EXERCISE INSTRUCTIONS:
Using the entries that follow, collect the lines where the word "screenshot" appears.

DATA SHOWN:
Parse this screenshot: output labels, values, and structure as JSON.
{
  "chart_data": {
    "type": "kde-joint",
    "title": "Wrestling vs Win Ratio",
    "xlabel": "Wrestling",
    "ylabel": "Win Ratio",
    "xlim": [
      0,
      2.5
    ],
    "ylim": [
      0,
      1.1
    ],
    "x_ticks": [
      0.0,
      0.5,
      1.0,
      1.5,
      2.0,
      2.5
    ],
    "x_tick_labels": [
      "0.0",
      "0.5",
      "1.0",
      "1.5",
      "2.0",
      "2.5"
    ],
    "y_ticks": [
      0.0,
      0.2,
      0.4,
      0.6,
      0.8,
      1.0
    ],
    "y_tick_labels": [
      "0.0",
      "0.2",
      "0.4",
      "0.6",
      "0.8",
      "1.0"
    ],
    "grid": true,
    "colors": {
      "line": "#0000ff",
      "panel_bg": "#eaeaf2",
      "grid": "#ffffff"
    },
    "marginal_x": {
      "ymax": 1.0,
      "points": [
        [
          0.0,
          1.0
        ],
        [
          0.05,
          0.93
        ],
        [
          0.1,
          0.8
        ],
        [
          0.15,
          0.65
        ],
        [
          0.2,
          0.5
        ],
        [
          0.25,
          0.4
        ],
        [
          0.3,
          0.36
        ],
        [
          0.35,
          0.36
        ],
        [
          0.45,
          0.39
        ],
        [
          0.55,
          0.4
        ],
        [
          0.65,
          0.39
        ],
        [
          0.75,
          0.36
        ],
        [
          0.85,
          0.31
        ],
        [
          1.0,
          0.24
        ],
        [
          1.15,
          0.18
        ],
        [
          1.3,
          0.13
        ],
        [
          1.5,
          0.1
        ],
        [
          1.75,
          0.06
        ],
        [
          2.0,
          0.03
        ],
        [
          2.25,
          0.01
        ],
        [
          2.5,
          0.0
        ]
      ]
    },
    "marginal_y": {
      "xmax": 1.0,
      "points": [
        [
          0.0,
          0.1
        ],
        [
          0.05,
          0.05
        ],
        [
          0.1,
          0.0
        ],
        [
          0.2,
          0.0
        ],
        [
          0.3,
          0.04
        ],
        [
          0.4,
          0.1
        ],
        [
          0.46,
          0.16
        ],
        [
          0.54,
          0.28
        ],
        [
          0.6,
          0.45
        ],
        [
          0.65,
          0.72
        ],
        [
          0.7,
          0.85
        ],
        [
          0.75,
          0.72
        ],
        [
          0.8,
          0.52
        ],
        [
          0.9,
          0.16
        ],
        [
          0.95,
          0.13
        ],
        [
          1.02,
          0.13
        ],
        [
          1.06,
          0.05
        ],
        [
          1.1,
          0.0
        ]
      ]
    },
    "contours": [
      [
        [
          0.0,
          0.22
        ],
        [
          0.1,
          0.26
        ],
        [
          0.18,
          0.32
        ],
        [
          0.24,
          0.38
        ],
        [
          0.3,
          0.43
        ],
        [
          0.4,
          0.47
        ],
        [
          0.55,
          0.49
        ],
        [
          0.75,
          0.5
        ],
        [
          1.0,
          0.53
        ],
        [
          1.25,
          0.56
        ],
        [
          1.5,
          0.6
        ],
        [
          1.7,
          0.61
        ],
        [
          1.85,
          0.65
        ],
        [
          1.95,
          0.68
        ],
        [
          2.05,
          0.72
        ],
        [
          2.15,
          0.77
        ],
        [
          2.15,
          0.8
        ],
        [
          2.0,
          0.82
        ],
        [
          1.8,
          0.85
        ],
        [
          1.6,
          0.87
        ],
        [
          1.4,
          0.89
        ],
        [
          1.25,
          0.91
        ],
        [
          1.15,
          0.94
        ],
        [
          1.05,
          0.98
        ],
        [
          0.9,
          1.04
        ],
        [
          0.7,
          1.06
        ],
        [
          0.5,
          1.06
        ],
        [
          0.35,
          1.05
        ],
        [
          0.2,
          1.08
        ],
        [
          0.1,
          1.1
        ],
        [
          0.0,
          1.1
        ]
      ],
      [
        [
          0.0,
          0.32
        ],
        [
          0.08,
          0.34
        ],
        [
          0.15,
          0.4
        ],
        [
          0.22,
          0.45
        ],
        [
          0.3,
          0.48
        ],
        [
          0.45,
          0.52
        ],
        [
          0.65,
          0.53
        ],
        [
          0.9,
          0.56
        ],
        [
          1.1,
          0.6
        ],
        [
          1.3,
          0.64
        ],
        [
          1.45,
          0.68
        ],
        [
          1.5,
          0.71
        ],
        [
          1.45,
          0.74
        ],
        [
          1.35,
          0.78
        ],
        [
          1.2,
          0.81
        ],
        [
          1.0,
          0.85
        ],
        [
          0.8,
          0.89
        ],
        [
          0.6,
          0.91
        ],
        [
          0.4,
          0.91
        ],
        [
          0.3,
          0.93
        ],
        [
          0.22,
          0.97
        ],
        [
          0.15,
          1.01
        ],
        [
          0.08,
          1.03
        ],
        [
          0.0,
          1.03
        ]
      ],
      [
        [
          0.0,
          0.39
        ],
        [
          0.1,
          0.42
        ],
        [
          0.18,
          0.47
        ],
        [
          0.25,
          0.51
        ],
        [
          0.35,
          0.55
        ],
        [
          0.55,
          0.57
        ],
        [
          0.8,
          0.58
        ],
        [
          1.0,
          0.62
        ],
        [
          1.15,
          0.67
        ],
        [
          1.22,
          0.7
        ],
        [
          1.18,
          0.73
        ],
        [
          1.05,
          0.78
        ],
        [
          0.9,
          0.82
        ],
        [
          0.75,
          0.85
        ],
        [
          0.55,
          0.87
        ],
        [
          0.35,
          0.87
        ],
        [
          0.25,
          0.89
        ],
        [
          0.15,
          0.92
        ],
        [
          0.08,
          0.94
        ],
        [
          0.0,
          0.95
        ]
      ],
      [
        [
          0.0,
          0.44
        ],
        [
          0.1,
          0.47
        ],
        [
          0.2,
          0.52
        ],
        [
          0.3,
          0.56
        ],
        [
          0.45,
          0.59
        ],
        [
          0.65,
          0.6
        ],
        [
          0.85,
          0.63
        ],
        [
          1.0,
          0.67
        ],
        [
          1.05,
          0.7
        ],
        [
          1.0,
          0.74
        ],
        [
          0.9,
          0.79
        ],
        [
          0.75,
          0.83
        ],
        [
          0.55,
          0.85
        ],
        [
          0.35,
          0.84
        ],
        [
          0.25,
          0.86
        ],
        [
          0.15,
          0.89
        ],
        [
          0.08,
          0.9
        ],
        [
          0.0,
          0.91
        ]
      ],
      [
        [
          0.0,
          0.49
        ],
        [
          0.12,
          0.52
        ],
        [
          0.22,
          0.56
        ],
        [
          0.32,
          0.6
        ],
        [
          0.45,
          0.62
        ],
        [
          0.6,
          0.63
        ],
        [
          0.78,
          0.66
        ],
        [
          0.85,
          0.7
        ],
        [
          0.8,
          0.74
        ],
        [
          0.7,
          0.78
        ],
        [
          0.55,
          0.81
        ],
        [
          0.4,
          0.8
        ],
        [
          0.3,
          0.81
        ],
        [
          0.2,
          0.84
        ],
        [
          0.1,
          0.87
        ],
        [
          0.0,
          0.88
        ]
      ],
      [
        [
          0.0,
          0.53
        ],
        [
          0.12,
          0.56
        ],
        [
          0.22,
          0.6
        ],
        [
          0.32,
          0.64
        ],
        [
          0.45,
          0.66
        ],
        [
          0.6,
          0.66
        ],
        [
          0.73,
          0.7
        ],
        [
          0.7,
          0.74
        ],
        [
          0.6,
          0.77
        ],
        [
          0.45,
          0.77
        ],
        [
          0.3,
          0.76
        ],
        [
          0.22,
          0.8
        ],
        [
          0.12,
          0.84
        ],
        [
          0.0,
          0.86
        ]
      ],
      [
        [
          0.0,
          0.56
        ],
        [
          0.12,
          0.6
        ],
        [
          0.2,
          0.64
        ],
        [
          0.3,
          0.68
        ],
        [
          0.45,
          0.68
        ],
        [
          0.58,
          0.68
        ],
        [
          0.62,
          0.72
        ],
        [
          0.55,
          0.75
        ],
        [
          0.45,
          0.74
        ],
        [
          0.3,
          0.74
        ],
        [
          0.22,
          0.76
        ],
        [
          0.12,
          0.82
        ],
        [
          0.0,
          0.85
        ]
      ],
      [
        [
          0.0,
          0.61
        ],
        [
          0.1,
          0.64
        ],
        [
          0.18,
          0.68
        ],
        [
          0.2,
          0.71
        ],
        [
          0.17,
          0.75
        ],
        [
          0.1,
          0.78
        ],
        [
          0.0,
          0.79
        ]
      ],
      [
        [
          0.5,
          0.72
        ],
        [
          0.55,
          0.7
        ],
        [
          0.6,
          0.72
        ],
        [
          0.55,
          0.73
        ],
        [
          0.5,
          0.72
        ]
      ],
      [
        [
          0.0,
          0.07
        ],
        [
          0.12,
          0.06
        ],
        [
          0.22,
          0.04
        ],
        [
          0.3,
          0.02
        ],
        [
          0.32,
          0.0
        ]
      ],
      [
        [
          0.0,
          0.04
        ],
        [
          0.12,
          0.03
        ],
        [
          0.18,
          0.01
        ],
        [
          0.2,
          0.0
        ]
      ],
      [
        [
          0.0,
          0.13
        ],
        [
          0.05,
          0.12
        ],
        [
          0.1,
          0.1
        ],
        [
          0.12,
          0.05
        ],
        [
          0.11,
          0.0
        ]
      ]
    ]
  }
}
---
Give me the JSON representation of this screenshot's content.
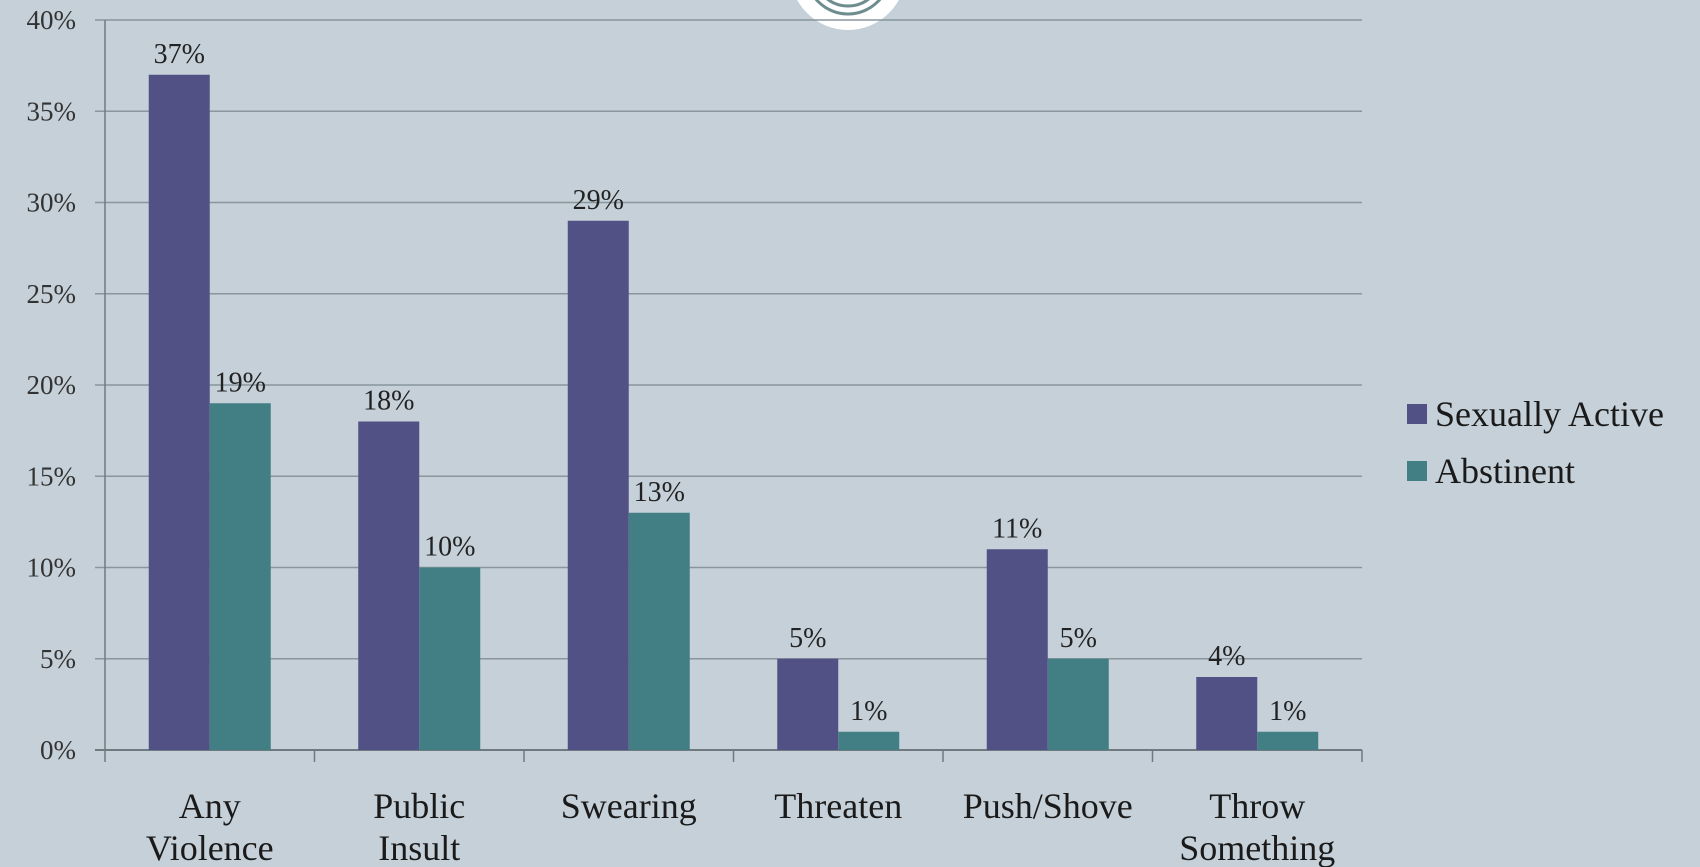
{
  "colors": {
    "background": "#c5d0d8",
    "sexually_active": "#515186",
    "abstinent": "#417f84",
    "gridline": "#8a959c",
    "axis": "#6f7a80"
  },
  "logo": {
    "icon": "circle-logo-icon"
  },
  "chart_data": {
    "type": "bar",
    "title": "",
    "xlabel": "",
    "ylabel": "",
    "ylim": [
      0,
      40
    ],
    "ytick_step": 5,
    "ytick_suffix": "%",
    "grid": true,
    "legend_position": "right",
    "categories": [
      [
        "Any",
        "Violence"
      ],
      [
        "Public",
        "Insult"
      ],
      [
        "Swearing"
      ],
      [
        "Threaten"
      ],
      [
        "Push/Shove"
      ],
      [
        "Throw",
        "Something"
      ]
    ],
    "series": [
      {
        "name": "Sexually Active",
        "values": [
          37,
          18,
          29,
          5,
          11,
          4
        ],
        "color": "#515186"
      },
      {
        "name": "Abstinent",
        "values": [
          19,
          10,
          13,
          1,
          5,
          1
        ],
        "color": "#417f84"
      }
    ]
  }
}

ANSWER FOR THIS EXERCISE:
Parse this screenshot: output labels, values, and structure as JSON.
Give me the JSON representation of this screenshot's content.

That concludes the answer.